▶ [EXERCISE DIRECTIONS]: Every line below that mentions the word "icon" should be copied out.

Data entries
»»
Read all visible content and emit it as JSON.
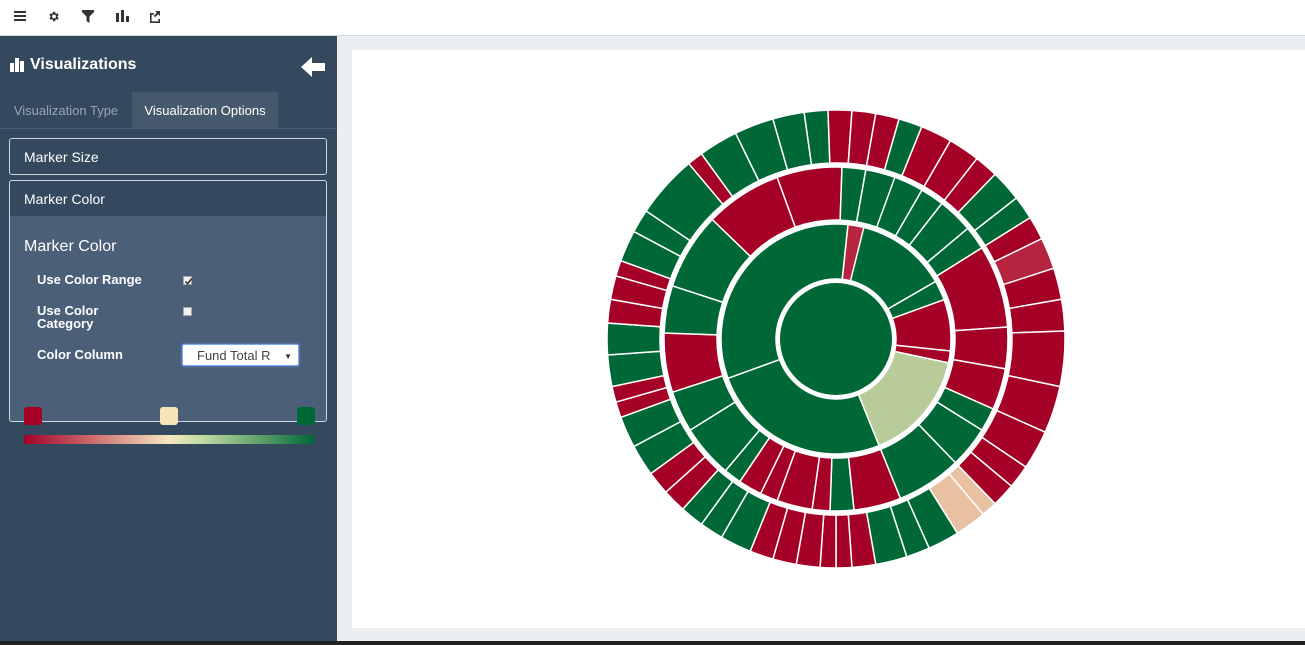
{
  "toolbar": {
    "buttons": [
      {
        "name": "menu-icon"
      },
      {
        "name": "gear-icon"
      },
      {
        "name": "filter-icon"
      },
      {
        "name": "bar-chart-icon"
      },
      {
        "name": "share-icon"
      }
    ]
  },
  "sidebar": {
    "title": "Visualizations",
    "title_icon": "bar-chart-icon",
    "back_icon": "arrow-left-icon",
    "tabs": [
      {
        "label": "Visualization Type",
        "active": false
      },
      {
        "label": "Visualization Options",
        "active": true
      }
    ],
    "sections": {
      "marker_size": "Marker Size",
      "marker_color": "Marker Color"
    },
    "marker_color_panel": {
      "title": "Marker Color",
      "use_color_range_label": "Use Color Range",
      "use_color_range_checked": true,
      "use_color_category_label": "Use Color Category",
      "use_color_category_checked": false,
      "color_column_label": "Color Column",
      "color_column_value": "Fund Total R",
      "colors": {
        "low": "#a50026",
        "mid": "#f6e3b8",
        "high": "#006837"
      }
    }
  },
  "colors": {
    "red": "#a50026",
    "green": "#006837",
    "light_green": "#b7cc99",
    "peach": "#e8c0a2",
    "crimson": "#b52540",
    "sidebar_bg": "#34495e",
    "panel_bg": "#4b5f79"
  }
}
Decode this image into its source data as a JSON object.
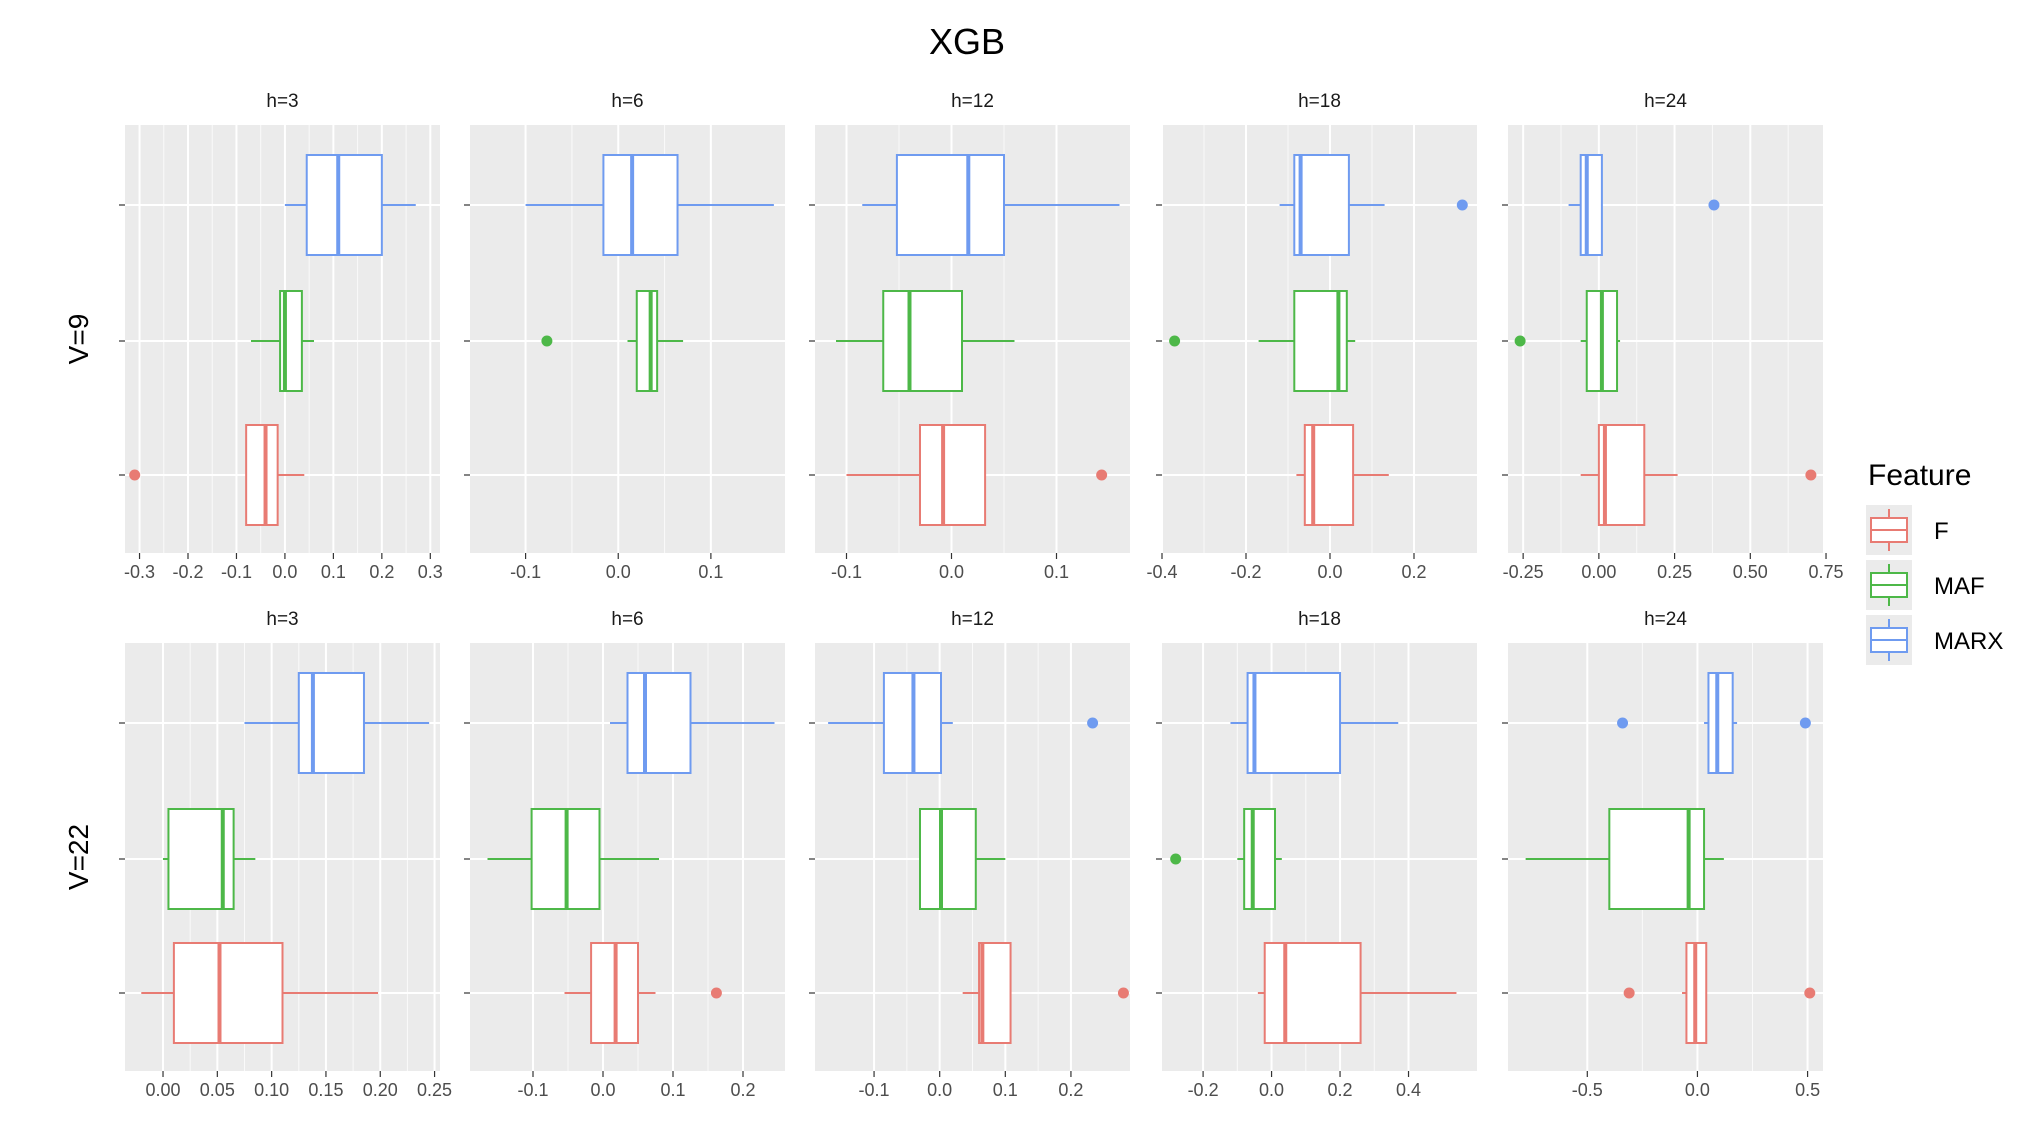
{
  "chart_data": {
    "type": "boxplot",
    "title": "XGB",
    "legend": {
      "title": "Feature",
      "position": "right",
      "entries": [
        {
          "name": "F",
          "color": "#E87B73"
        },
        {
          "name": "MAF",
          "color": "#4DB848"
        },
        {
          "name": "MARX",
          "color": "#6F9BF0"
        }
      ]
    },
    "colors": {
      "panel_bg": "#EBEBEB",
      "grid": "#FFFFFF",
      "box_fill": "#FFFFFF"
    },
    "rows": [
      {
        "label": "V=9",
        "panels": [
          {
            "strip": "h=3",
            "xlim": [
              -0.33,
              0.32
            ],
            "ticks": [
              -0.3,
              -0.2,
              -0.1,
              0.0,
              0.1,
              0.2,
              0.3
            ],
            "tick_labels": [
              "-0.3",
              "-0.2",
              "-0.1",
              "0.0",
              "0.1",
              "0.2",
              "0.3"
            ],
            "boxes": [
              {
                "feature": "MARX",
                "whisker_low": 0.0,
                "q1": 0.045,
                "median": 0.11,
                "q3": 0.2,
                "whisker_high": 0.27,
                "outliers": []
              },
              {
                "feature": "MAF",
                "whisker_low": -0.07,
                "q1": -0.01,
                "median": 0.0,
                "q3": 0.035,
                "whisker_high": 0.06,
                "outliers": []
              },
              {
                "feature": "F",
                "whisker_low": -0.08,
                "q1": -0.08,
                "median": -0.04,
                "q3": -0.015,
                "whisker_high": 0.04,
                "outliers": [
                  -0.31
                ]
              }
            ]
          },
          {
            "strip": "h=6",
            "xlim": [
              -0.16,
              0.18
            ],
            "ticks": [
              -0.1,
              0.0,
              0.1
            ],
            "tick_labels": [
              "-0.1",
              "0.0",
              "0.1"
            ],
            "boxes": [
              {
                "feature": "MARX",
                "whisker_low": -0.1,
                "q1": -0.016,
                "median": 0.015,
                "q3": 0.064,
                "whisker_high": 0.168,
                "outliers": []
              },
              {
                "feature": "MAF",
                "whisker_low": 0.01,
                "q1": 0.02,
                "median": 0.035,
                "q3": 0.042,
                "whisker_high": 0.07,
                "outliers": [
                  -0.077
                ]
              }
            ]
          },
          {
            "strip": "h=12",
            "xlim": [
              -0.13,
              0.17
            ],
            "ticks": [
              -0.1,
              0.0,
              0.1
            ],
            "tick_labels": [
              "-0.1",
              "0.0",
              "0.1"
            ],
            "boxes": [
              {
                "feature": "MARX",
                "whisker_low": -0.085,
                "q1": -0.052,
                "median": 0.016,
                "q3": 0.05,
                "whisker_high": 0.16,
                "outliers": []
              },
              {
                "feature": "MAF",
                "whisker_low": -0.11,
                "q1": -0.065,
                "median": -0.04,
                "q3": 0.01,
                "whisker_high": 0.06,
                "outliers": []
              },
              {
                "feature": "F",
                "whisker_low": -0.1,
                "q1": -0.03,
                "median": -0.008,
                "q3": 0.032,
                "whisker_high": 0.032,
                "outliers": [
                  0.143
                ]
              }
            ]
          },
          {
            "strip": "h=18",
            "xlim": [
              -0.4,
              0.35
            ],
            "ticks": [
              -0.4,
              -0.2,
              0.0,
              0.2
            ],
            "tick_labels": [
              "-0.4",
              "-0.2",
              "0.0",
              "0.2"
            ],
            "boxes": [
              {
                "feature": "MARX",
                "whisker_low": -0.12,
                "q1": -0.085,
                "median": -0.07,
                "q3": 0.045,
                "whisker_high": 0.13,
                "outliers": [
                  0.315
                ]
              },
              {
                "feature": "MAF",
                "whisker_low": -0.17,
                "q1": -0.085,
                "median": 0.02,
                "q3": 0.04,
                "whisker_high": 0.06,
                "outliers": [
                  -0.37
                ]
              },
              {
                "feature": "F",
                "whisker_low": -0.08,
                "q1": -0.06,
                "median": -0.04,
                "q3": 0.055,
                "whisker_high": 0.14,
                "outliers": []
              }
            ]
          },
          {
            "strip": "h=24",
            "xlim": [
              -0.3,
              0.74
            ],
            "ticks": [
              -0.25,
              0.0,
              0.25,
              0.5,
              0.75
            ],
            "tick_labels": [
              "-0.25",
              "0.00",
              "0.25",
              "0.50",
              "0.75"
            ],
            "boxes": [
              {
                "feature": "MARX",
                "whisker_low": -0.1,
                "q1": -0.06,
                "median": -0.04,
                "q3": 0.01,
                "whisker_high": 0.01,
                "outliers": [
                  0.38
                ]
              },
              {
                "feature": "MAF",
                "whisker_low": -0.06,
                "q1": -0.04,
                "median": 0.01,
                "q3": 0.06,
                "whisker_high": 0.07,
                "outliers": [
                  -0.26
                ]
              },
              {
                "feature": "F",
                "whisker_low": -0.06,
                "q1": 0.0,
                "median": 0.02,
                "q3": 0.15,
                "whisker_high": 0.26,
                "outliers": [
                  0.7
                ]
              }
            ]
          }
        ]
      },
      {
        "label": "V=22",
        "panels": [
          {
            "strip": "h=3",
            "xlim": [
              -0.035,
              0.255
            ],
            "ticks": [
              0.0,
              0.05,
              0.1,
              0.15,
              0.2,
              0.25
            ],
            "tick_labels": [
              "0.00",
              "0.05",
              "0.10",
              "0.15",
              "0.20",
              "0.25"
            ],
            "boxes": [
              {
                "feature": "MARX",
                "whisker_low": 0.075,
                "q1": 0.125,
                "median": 0.138,
                "q3": 0.185,
                "whisker_high": 0.245,
                "outliers": []
              },
              {
                "feature": "MAF",
                "whisker_low": 0.0,
                "q1": 0.005,
                "median": 0.055,
                "q3": 0.065,
                "whisker_high": 0.085,
                "outliers": []
              },
              {
                "feature": "F",
                "whisker_low": -0.02,
                "q1": 0.01,
                "median": 0.052,
                "q3": 0.11,
                "whisker_high": 0.198,
                "outliers": []
              }
            ]
          },
          {
            "strip": "h=6",
            "xlim": [
              -0.19,
              0.26
            ],
            "ticks": [
              -0.1,
              0.0,
              0.1,
              0.2
            ],
            "tick_labels": [
              "-0.1",
              "0.0",
              "0.1",
              "0.2"
            ],
            "boxes": [
              {
                "feature": "MARX",
                "whisker_low": 0.01,
                "q1": 0.035,
                "median": 0.06,
                "q3": 0.125,
                "whisker_high": 0.245,
                "outliers": []
              },
              {
                "feature": "MAF",
                "whisker_low": -0.165,
                "q1": -0.102,
                "median": -0.052,
                "q3": -0.005,
                "whisker_high": 0.08,
                "outliers": []
              },
              {
                "feature": "F",
                "whisker_low": -0.055,
                "q1": -0.017,
                "median": 0.018,
                "q3": 0.05,
                "whisker_high": 0.075,
                "outliers": [
                  0.162
                ]
              }
            ]
          },
          {
            "strip": "h=12",
            "xlim": [
              -0.19,
              0.29
            ],
            "ticks": [
              -0.1,
              0.0,
              0.1,
              0.2
            ],
            "tick_labels": [
              "-0.1",
              "0.0",
              "0.1",
              "0.2"
            ],
            "boxes": [
              {
                "feature": "MARX",
                "whisker_low": -0.17,
                "q1": -0.085,
                "median": -0.04,
                "q3": 0.002,
                "whisker_high": 0.02,
                "outliers": [
                  0.233
                ]
              },
              {
                "feature": "MAF",
                "whisker_low": -0.03,
                "q1": -0.03,
                "median": 0.002,
                "q3": 0.055,
                "whisker_high": 0.1,
                "outliers": []
              },
              {
                "feature": "F",
                "whisker_low": 0.035,
                "q1": 0.06,
                "median": 0.065,
                "q3": 0.108,
                "whisker_high": 0.108,
                "outliers": [
                  0.28
                ]
              }
            ]
          },
          {
            "strip": "h=18",
            "xlim": [
              -0.32,
              0.6
            ],
            "ticks": [
              -0.2,
              0.0,
              0.2,
              0.4
            ],
            "tick_labels": [
              "-0.2",
              "0.0",
              "0.2",
              "0.4"
            ],
            "boxes": [
              {
                "feature": "MARX",
                "whisker_low": -0.12,
                "q1": -0.07,
                "median": -0.05,
                "q3": 0.2,
                "whisker_high": 0.37,
                "outliers": []
              },
              {
                "feature": "MAF",
                "whisker_low": -0.1,
                "q1": -0.08,
                "median": -0.055,
                "q3": 0.01,
                "whisker_high": 0.03,
                "outliers": [
                  -0.28
                ]
              },
              {
                "feature": "F",
                "whisker_low": -0.04,
                "q1": -0.02,
                "median": 0.04,
                "q3": 0.26,
                "whisker_high": 0.54,
                "outliers": []
              }
            ]
          },
          {
            "strip": "h=24",
            "xlim": [
              -0.86,
              0.57
            ],
            "ticks": [
              -0.5,
              0.0,
              0.5
            ],
            "tick_labels": [
              "-0.5",
              "0.0",
              "0.5"
            ],
            "boxes": [
              {
                "feature": "MARX",
                "whisker_low": 0.03,
                "q1": 0.05,
                "median": 0.09,
                "q3": 0.16,
                "whisker_high": 0.18,
                "outliers": [
                  -0.34,
                  0.49
                ]
              },
              {
                "feature": "MAF",
                "whisker_low": -0.78,
                "q1": -0.4,
                "median": -0.04,
                "q3": 0.03,
                "whisker_high": 0.12,
                "outliers": []
              },
              {
                "feature": "F",
                "whisker_low": -0.07,
                "q1": -0.05,
                "median": -0.01,
                "q3": 0.04,
                "whisker_high": 0.04,
                "outliers": [
                  -0.31,
                  0.51
                ]
              }
            ]
          }
        ]
      }
    ]
  }
}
««
▶ [FINAL RESULT]:
        "name": "menu-icon"
        "name": "gear-icon"
        "name": "filter-icon"
        "name": "bar-chart-icon"
        "name": "share-icon"
    "title_icon": "bar-chart-icon",
    "back_icon": "arrow-left-icon",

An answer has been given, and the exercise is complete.